- _Work required_
Images do not belong in the copy. Retype all the entries below exactly.

- _Task data_
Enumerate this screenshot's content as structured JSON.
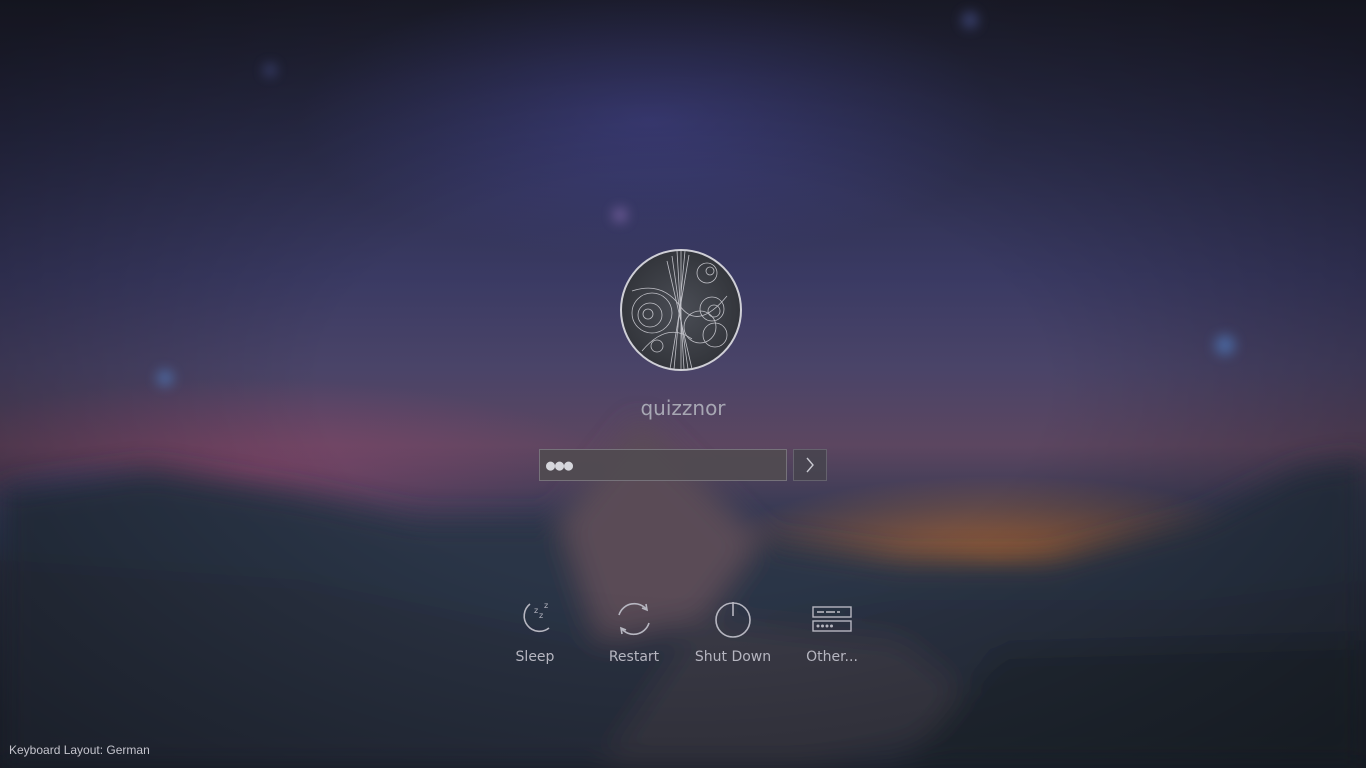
{
  "login": {
    "username": "quizznor",
    "password_masked": "●●●"
  },
  "actions": [
    {
      "id": "sleep",
      "label": "Sleep",
      "icon": "sleep-moon-icon"
    },
    {
      "id": "restart",
      "label": "Restart",
      "icon": "restart-icon"
    },
    {
      "id": "shutdown",
      "label": "Shut Down",
      "icon": "power-icon"
    },
    {
      "id": "other",
      "label": "Other...",
      "icon": "other-user-icon"
    }
  ],
  "footer": {
    "keyboard_layout": "Keyboard Layout: German"
  },
  "colors": {
    "label_text": "#b6b6c0",
    "input_bg": "#504b50",
    "horizon_orange": "#c46e2d"
  }
}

- _Task output_
Enumerate this screenshot's content as structured JSON.
{
  "login": {
    "username": "quizznor",
    "password_masked": "●●●"
  },
  "actions": [
    {
      "id": "sleep",
      "label": "Sleep",
      "icon": "sleep-moon-icon"
    },
    {
      "id": "restart",
      "label": "Restart",
      "icon": "restart-icon"
    },
    {
      "id": "shutdown",
      "label": "Shut Down",
      "icon": "power-icon"
    },
    {
      "id": "other",
      "label": "Other...",
      "icon": "other-user-icon"
    }
  ],
  "footer": {
    "keyboard_layout": "Keyboard Layout: German"
  },
  "colors": {
    "label_text": "#b6b6c0",
    "input_bg": "#504b50",
    "horizon_orange": "#c46e2d"
  }
}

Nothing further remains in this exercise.